What the task asks: Copy every record below exactly.
● ● ● ●
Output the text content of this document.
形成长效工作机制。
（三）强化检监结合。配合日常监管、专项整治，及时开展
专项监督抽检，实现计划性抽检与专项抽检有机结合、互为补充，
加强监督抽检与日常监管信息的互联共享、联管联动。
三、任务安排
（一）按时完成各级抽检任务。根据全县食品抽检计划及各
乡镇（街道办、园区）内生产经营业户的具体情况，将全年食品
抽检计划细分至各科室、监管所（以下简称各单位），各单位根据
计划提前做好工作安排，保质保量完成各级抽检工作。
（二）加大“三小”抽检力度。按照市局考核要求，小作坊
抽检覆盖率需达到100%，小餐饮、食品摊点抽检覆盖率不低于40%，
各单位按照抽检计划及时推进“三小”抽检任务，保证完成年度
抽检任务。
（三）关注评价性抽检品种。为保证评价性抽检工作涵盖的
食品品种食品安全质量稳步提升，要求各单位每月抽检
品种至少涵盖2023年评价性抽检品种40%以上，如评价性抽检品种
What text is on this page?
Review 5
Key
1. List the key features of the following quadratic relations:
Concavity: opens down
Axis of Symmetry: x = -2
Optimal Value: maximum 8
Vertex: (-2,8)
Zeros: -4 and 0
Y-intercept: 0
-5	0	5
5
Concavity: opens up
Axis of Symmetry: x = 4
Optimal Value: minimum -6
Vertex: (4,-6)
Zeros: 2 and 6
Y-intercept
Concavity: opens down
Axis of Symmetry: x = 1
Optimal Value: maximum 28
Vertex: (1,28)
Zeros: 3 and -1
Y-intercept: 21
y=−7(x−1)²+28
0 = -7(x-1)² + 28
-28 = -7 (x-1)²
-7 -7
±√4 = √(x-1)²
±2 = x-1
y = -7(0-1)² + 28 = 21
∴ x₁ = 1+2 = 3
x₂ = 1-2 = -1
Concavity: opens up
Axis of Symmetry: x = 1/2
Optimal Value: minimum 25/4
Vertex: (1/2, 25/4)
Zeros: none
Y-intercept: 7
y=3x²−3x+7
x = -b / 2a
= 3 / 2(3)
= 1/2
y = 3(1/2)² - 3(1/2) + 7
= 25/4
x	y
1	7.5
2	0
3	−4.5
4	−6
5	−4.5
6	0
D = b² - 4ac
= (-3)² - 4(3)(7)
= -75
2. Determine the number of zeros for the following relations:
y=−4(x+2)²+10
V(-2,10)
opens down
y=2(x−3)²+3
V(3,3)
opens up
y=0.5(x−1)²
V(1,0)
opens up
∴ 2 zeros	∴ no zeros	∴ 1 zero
● ● ● ●
Task solution:
Output the text content of this document.
形成长效工作机制。
（三）强化检监结合。配合日常监管、专项整治，及时开展
专项监督抽检，实现计划性抽检与专项抽检有机结合、互为补充，
加强监督抽检与日常监管信息的互联共享、联管联动。
三、任务安排
（一）按时完成各级抽检任务。根据全县食品抽检计划及各
乡镇（街道办、园区）内生产经营业户的具体情况，将全年食品
抽检计划细分至各科室、监管所（以下简称各单位），各单位根据
计划提前做好工作安排，保质保量完成各级抽检工作。
（二）加大“三小”抽检力度。按照市局考核要求，小作坊
抽检覆盖率需达到100%，小餐饮、食品摊点抽检覆盖率不低于40%，
各单位按照抽检计划及时推进“三小”抽检任务，保证完成年度
抽检任务。
（三）关注评价性抽检品种。为保证评价性抽检工作涵盖的
食品品种食品安全质量稳步提升，要求各单位每月抽检
品种至少涵盖2023年评价性抽检品种40%以上，如评价性抽检品种
What text is on this page?
Review 5
Key
1. List the key features of the following quadratic relations:
Concavity: opens down
Axis of Symmetry: x = -2
Optimal Value: maximum 8
Vertex: (-2,8)
Zeros: -4 and 0
Y-intercept: 0
-5	0	5
5
Concavity: opens up
Axis of Symmetry: x = 4
Optimal Value: minimum -6
Vertex: (4,-6)
Zeros: 2 and 6
Y-intercept
Concavity: opens down
Axis of Symmetry: x = 1
Optimal Value: maximum 28
Vertex: (1,28)
Zeros: 3 and -1
Y-intercept: 21
y=−7(x−1)²+28
0 = -7(x-1)² + 28
-28 = -7 (x-1)²
-7 -7
±√4 = √(x-1)²
±2 = x-1
y = -7(0-1)² + 28 = 21
∴ x₁ = 1+2 = 3
x₂ = 1-2 = -1
Concavity: opens up
Axis of Symmetry: x = 1/2
Optimal Value: minimum 25/4
Vertex: (1/2, 25/4)
Zeros: none
Y-intercept: 7
y=3x²−3x+7
x = -b / 2a
= 3 / 2(3)
= 1/2
y = 3(1/2)² - 3(1/2) + 7
= 25/4
x	y
1	7.5
2	0
3	−4.5
4	−6
5	−4.5
6	0
D = b² - 4ac
= (-3)² - 4(3)(7)
= -75
2. Determine the number of zeros for the following relations:
y=−4(x+2)²+10
V(-2,10)
opens down
y=2(x−3)²+3
V(3,3)
opens up
y=0.5(x−1)²
V(1,0)
opens up
∴ 2 zeros	∴ no zeros	∴ 1 zero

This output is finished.